§ Task details
Search the listing below for the string "TcpOrderSrv" and show each line that contains it.

── Records provided ──

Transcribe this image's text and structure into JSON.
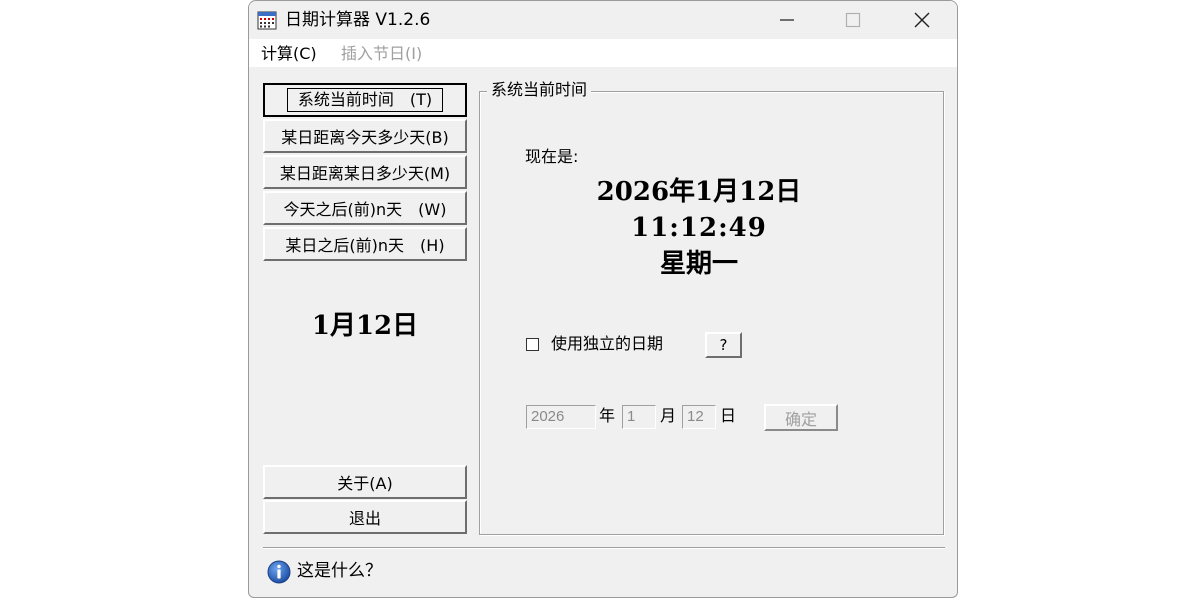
{
  "window": {
    "title": "日期计算器  V1.2.6",
    "controls": {
      "minimize": "—",
      "maximize": "□",
      "close": "✕"
    }
  },
  "menu": {
    "calc": "计算(C)",
    "insert_holiday": "插入节日(I)"
  },
  "left_buttons": [
    {
      "label": "系统当前时间　(T)"
    },
    {
      "label": "某日距离今天多少天(B)"
    },
    {
      "label": "某日距离某日多少天(M)"
    },
    {
      "label": "今天之后(前)n天　(W)"
    },
    {
      "label": "某日之后(前)n天　(H)"
    }
  ],
  "left_date": "1月12日",
  "bottom_buttons": {
    "about": "关于(A)",
    "exit": "退出"
  },
  "group": {
    "title": "系统当前时间",
    "now_label": "现在是:",
    "date": "2026年1月12日",
    "time": "11:12:49",
    "weekday": "星期一",
    "checkbox_label": "使用独立的日期",
    "checkbox_checked": false,
    "help_button": "?",
    "year_value": "2026",
    "year_unit": "年",
    "month_value": "1",
    "month_unit": "月",
    "day_value": "12",
    "day_unit": "日",
    "confirm_button": "确定"
  },
  "footer": {
    "whatis": "这是什么？"
  },
  "colors": {
    "window_bg": "#f0f0f0",
    "info_icon": "#1e5fb4",
    "disabled_text": "#a0a0a0"
  }
}
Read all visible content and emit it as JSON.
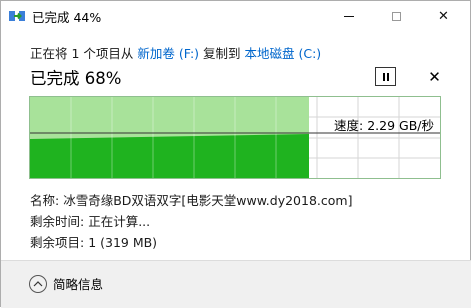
{
  "window": {
    "title": "已完成 44%"
  },
  "copy": {
    "prefix": "正在将 1 个项目从 ",
    "source": "新加卷 (F:)",
    "middle": " 复制到 ",
    "destination": "本地磁盘 (C:)",
    "status": "已完成 68%",
    "progress": 0.68
  },
  "graph": {
    "speed": "速度: 2.29 GB/秒"
  },
  "details": {
    "name_label": "名称: ",
    "name_value": "冰雪奇缘BD双语双字[电影天堂www.dy2018.com]",
    "time_label": "剩余时间: ",
    "time_value": "正在计算...",
    "items_label": "剩余项目: ",
    "items_value": "1 (319 MB)"
  },
  "footer": {
    "less_info": "简略信息"
  },
  "colors": {
    "progress_light": "#a8e29a",
    "progress_dark": "#1fb31f",
    "link": "#0066cc"
  },
  "icons": {
    "title": "copy-arrow-icon",
    "minimize": "minimize-icon",
    "maximize": "maximize-icon",
    "close": "close-icon",
    "pause": "pause-icon",
    "cancel": "cancel-icon",
    "chevron": "chevron-up-icon"
  }
}
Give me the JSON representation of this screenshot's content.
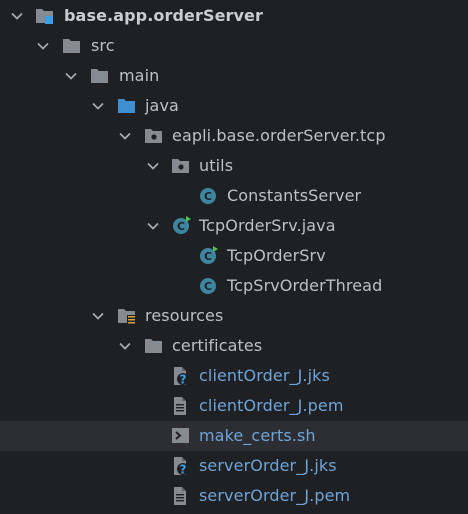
{
  "project_tree": {
    "root": {
      "label": "base.app.orderServer"
    },
    "src": {
      "label": "src"
    },
    "main": {
      "label": "main"
    },
    "java": {
      "label": "java"
    },
    "package": {
      "label": "eapli.base.orderServer.tcp"
    },
    "utils": {
      "label": "utils"
    },
    "constants_server": {
      "label": "ConstantsServer"
    },
    "tcp_order_srv_file": {
      "label": "TcpOrderSrv.java"
    },
    "tcp_order_srv_class": {
      "label": "TcpOrderSrv"
    },
    "tcp_srv_order_thread": {
      "label": "TcpSrvOrderThread"
    },
    "resources": {
      "label": "resources"
    },
    "certificates": {
      "label": "certificates"
    },
    "files": [
      {
        "label": "clientOrder_J.jks",
        "icon": "unknown-file-icon"
      },
      {
        "label": "clientOrder_J.pem",
        "icon": "text-file-icon"
      },
      {
        "label": "make_certs.sh",
        "icon": "shell-script-icon"
      },
      {
        "label": "serverOrder_J.jks",
        "icon": "unknown-file-icon"
      },
      {
        "label": "serverOrder_J.pem",
        "icon": "text-file-icon"
      }
    ]
  },
  "colors": {
    "background": "#1f2023",
    "selected_row": "#2c2e33",
    "text": "#bcc0c7",
    "vcs_modified_text": "#6ea4d8",
    "folder": "#868a91",
    "source_folder": "#3f8fd0",
    "class_icon": "#3e86a0",
    "module_badge": "#3aa1e8"
  }
}
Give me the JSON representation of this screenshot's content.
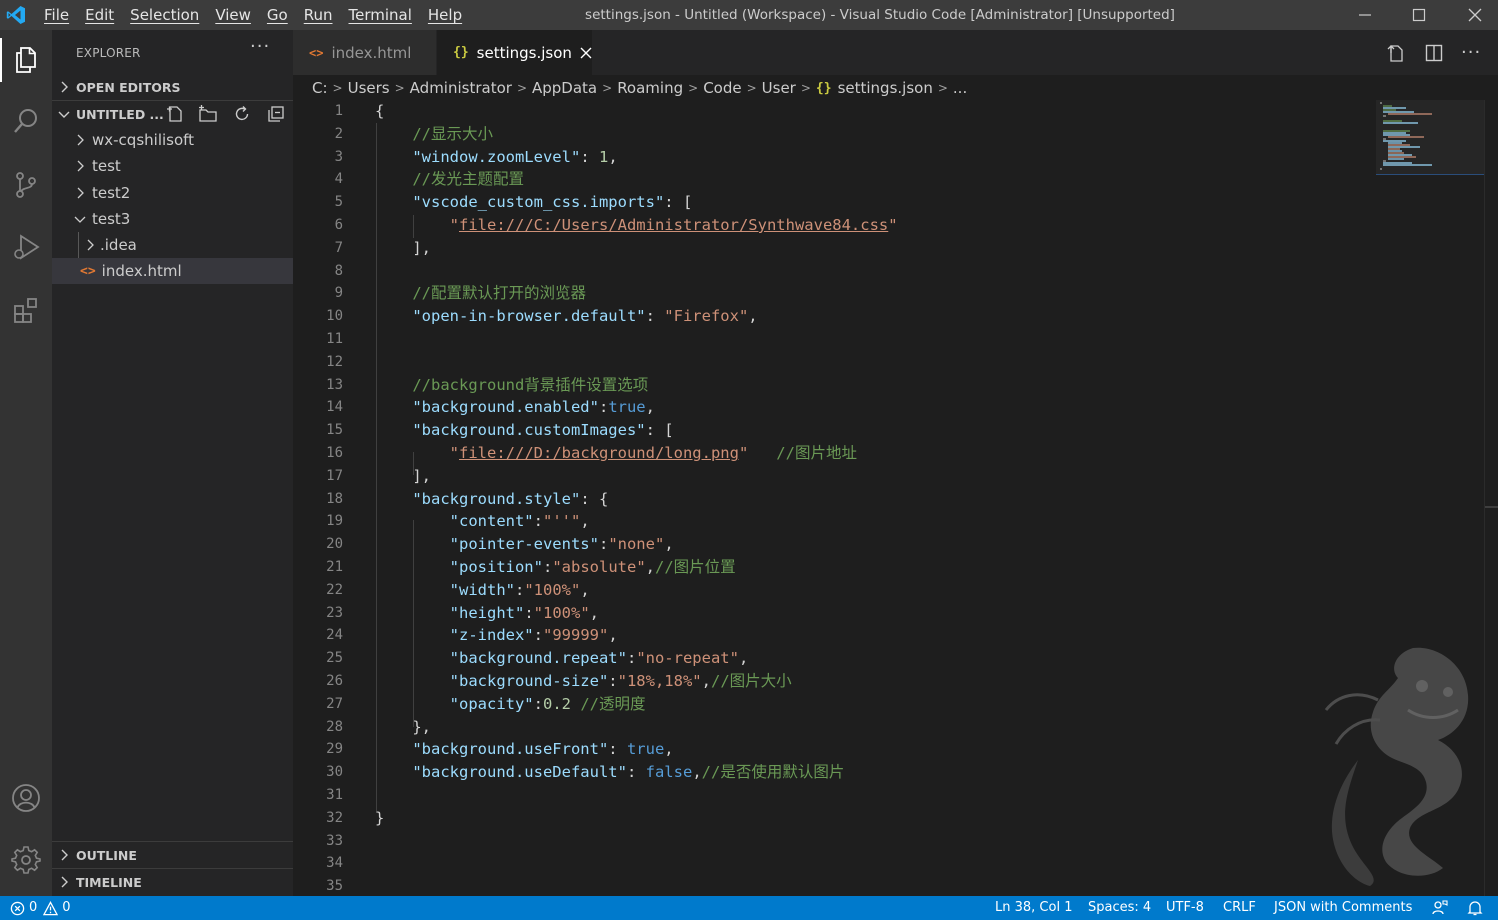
{
  "window": {
    "title": "settings.json - Untitled (Workspace) - Visual Studio Code [Administrator] [Unsupported]",
    "menu": [
      "File",
      "Edit",
      "Selection",
      "View",
      "Go",
      "Run",
      "Terminal",
      "Help"
    ]
  },
  "sidebar": {
    "title": "EXPLORER",
    "more": "···",
    "open_editors": "OPEN EDITORS",
    "workspace": "UNTITLED ...",
    "tree": [
      {
        "label": "wx-cqshilisoft",
        "type": "folder"
      },
      {
        "label": "test",
        "type": "folder"
      },
      {
        "label": "test2",
        "type": "folder"
      },
      {
        "label": "test3",
        "type": "folder-open"
      },
      {
        "label": ".idea",
        "type": "folder"
      },
      {
        "label": "index.html",
        "type": "file-html"
      }
    ],
    "outline": "OUTLINE",
    "timeline": "TIMELINE"
  },
  "tabs": [
    {
      "label": "index.html",
      "active": false
    },
    {
      "label": "settings.json",
      "active": true
    }
  ],
  "breadcrumb": [
    "C:",
    "Users",
    "Administrator",
    "AppData",
    "Roaming",
    "Code",
    "User",
    "settings.json",
    "..."
  ],
  "editor": {
    "line_numbers": [
      "1",
      "2",
      "3",
      "4",
      "5",
      "6",
      "7",
      "8",
      "9",
      "10",
      "11",
      "12",
      "13",
      "14",
      "15",
      "16",
      "17",
      "18",
      "19",
      "20",
      "21",
      "22",
      "23",
      "24",
      "25",
      "26",
      "27",
      "28",
      "29",
      "30",
      "31",
      "32",
      "33",
      "34",
      "35"
    ],
    "lines": [
      [
        {
          "t": "{",
          "c": ""
        }
      ],
      [
        {
          "t": "    //显示大小",
          "c": "c"
        }
      ],
      [
        {
          "t": "    ",
          "c": ""
        },
        {
          "t": "\"window.zoomLevel\"",
          "c": "k"
        },
        {
          "t": ": ",
          "c": ""
        },
        {
          "t": "1",
          "c": "n"
        },
        {
          "t": ",",
          "c": ""
        }
      ],
      [
        {
          "t": "    //发光主题配置",
          "c": "c"
        }
      ],
      [
        {
          "t": "    ",
          "c": ""
        },
        {
          "t": "\"vscode_custom_css.imports\"",
          "c": "k"
        },
        {
          "t": ": [",
          "c": ""
        }
      ],
      [
        {
          "t": "        ",
          "c": ""
        },
        {
          "t": "\"",
          "c": "s"
        },
        {
          "t": "file:///C:/Users/Administrator/Synthwave84.css",
          "c": "s u"
        },
        {
          "t": "\"",
          "c": "s"
        }
      ],
      [
        {
          "t": "    ],",
          "c": ""
        }
      ],
      [],
      [
        {
          "t": "    //配置默认打开的浏览器",
          "c": "c"
        }
      ],
      [
        {
          "t": "    ",
          "c": ""
        },
        {
          "t": "\"open-in-browser.default\"",
          "c": "k"
        },
        {
          "t": ": ",
          "c": ""
        },
        {
          "t": "\"Firefox\"",
          "c": "s"
        },
        {
          "t": ",",
          "c": ""
        }
      ],
      [],
      [],
      [
        {
          "t": "    //background背景插件设置选项",
          "c": "c"
        }
      ],
      [
        {
          "t": "    ",
          "c": ""
        },
        {
          "t": "\"background.enabled\"",
          "c": "k"
        },
        {
          "t": ":",
          "c": ""
        },
        {
          "t": "true",
          "c": "b"
        },
        {
          "t": ",",
          "c": ""
        }
      ],
      [
        {
          "t": "    ",
          "c": ""
        },
        {
          "t": "\"background.customImages\"",
          "c": "k"
        },
        {
          "t": ": [",
          "c": ""
        }
      ],
      [
        {
          "t": "        ",
          "c": ""
        },
        {
          "t": "\"",
          "c": "s"
        },
        {
          "t": "file:///D:/background/long.png",
          "c": "s u"
        },
        {
          "t": "\"",
          "c": "s"
        },
        {
          "t": "   //图片地址",
          "c": "c"
        }
      ],
      [
        {
          "t": "    ],",
          "c": ""
        }
      ],
      [
        {
          "t": "    ",
          "c": ""
        },
        {
          "t": "\"background.style\"",
          "c": "k"
        },
        {
          "t": ": {",
          "c": ""
        }
      ],
      [
        {
          "t": "        ",
          "c": ""
        },
        {
          "t": "\"content\"",
          "c": "k"
        },
        {
          "t": ":",
          "c": ""
        },
        {
          "t": "\"''\"",
          "c": "s"
        },
        {
          "t": ",",
          "c": ""
        }
      ],
      [
        {
          "t": "        ",
          "c": ""
        },
        {
          "t": "\"pointer-events\"",
          "c": "k"
        },
        {
          "t": ":",
          "c": ""
        },
        {
          "t": "\"none\"",
          "c": "s"
        },
        {
          "t": ",",
          "c": ""
        }
      ],
      [
        {
          "t": "        ",
          "c": ""
        },
        {
          "t": "\"position\"",
          "c": "k"
        },
        {
          "t": ":",
          "c": ""
        },
        {
          "t": "\"absolute\"",
          "c": "s"
        },
        {
          "t": ",",
          "c": ""
        },
        {
          "t": "//图片位置",
          "c": "c"
        }
      ],
      [
        {
          "t": "        ",
          "c": ""
        },
        {
          "t": "\"width\"",
          "c": "k"
        },
        {
          "t": ":",
          "c": ""
        },
        {
          "t": "\"100%\"",
          "c": "s"
        },
        {
          "t": ",",
          "c": ""
        }
      ],
      [
        {
          "t": "        ",
          "c": ""
        },
        {
          "t": "\"height\"",
          "c": "k"
        },
        {
          "t": ":",
          "c": ""
        },
        {
          "t": "\"100%\"",
          "c": "s"
        },
        {
          "t": ",",
          "c": ""
        }
      ],
      [
        {
          "t": "        ",
          "c": ""
        },
        {
          "t": "\"z-index\"",
          "c": "k"
        },
        {
          "t": ":",
          "c": ""
        },
        {
          "t": "\"99999\"",
          "c": "s"
        },
        {
          "t": ",",
          "c": ""
        }
      ],
      [
        {
          "t": "        ",
          "c": ""
        },
        {
          "t": "\"background.repeat\"",
          "c": "k"
        },
        {
          "t": ":",
          "c": ""
        },
        {
          "t": "\"no-repeat\"",
          "c": "s"
        },
        {
          "t": ",",
          "c": ""
        }
      ],
      [
        {
          "t": "        ",
          "c": ""
        },
        {
          "t": "\"background-size\"",
          "c": "k"
        },
        {
          "t": ":",
          "c": ""
        },
        {
          "t": "\"18%,18%\"",
          "c": "s"
        },
        {
          "t": ",",
          "c": ""
        },
        {
          "t": "//图片大小",
          "c": "c"
        }
      ],
      [
        {
          "t": "        ",
          "c": ""
        },
        {
          "t": "\"opacity\"",
          "c": "k"
        },
        {
          "t": ":",
          "c": ""
        },
        {
          "t": "0.2",
          "c": "n"
        },
        {
          "t": " ",
          "c": ""
        },
        {
          "t": "//透明度",
          "c": "c"
        }
      ],
      [
        {
          "t": "    },",
          "c": ""
        }
      ],
      [
        {
          "t": "    ",
          "c": ""
        },
        {
          "t": "\"background.useFront\"",
          "c": "k"
        },
        {
          "t": ": ",
          "c": ""
        },
        {
          "t": "true",
          "c": "b"
        },
        {
          "t": ",",
          "c": ""
        }
      ],
      [
        {
          "t": "    ",
          "c": ""
        },
        {
          "t": "\"background.useDefault\"",
          "c": "k"
        },
        {
          "t": ": ",
          "c": ""
        },
        {
          "t": "false",
          "c": "b"
        },
        {
          "t": ",",
          "c": ""
        },
        {
          "t": "//是否使用默认图片",
          "c": "c"
        }
      ],
      [],
      [
        {
          "t": "}",
          "c": ""
        }
      ],
      [],
      [],
      []
    ]
  },
  "status": {
    "errors": "0",
    "warnings": "0",
    "position": "Ln 38, Col 1",
    "spaces": "Spaces: 4",
    "encoding": "UTF-8",
    "eol": "CRLF",
    "language": "JSON with Comments"
  },
  "colors": {
    "accent": "#007acc",
    "vscode_logo": "#23a9f2",
    "html_icon": "#e37933",
    "json_icon": "#cbcb41"
  }
}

───

§ The result
      "label": "TcpOrderSrv.java"
      "label": "TcpOrderSrv"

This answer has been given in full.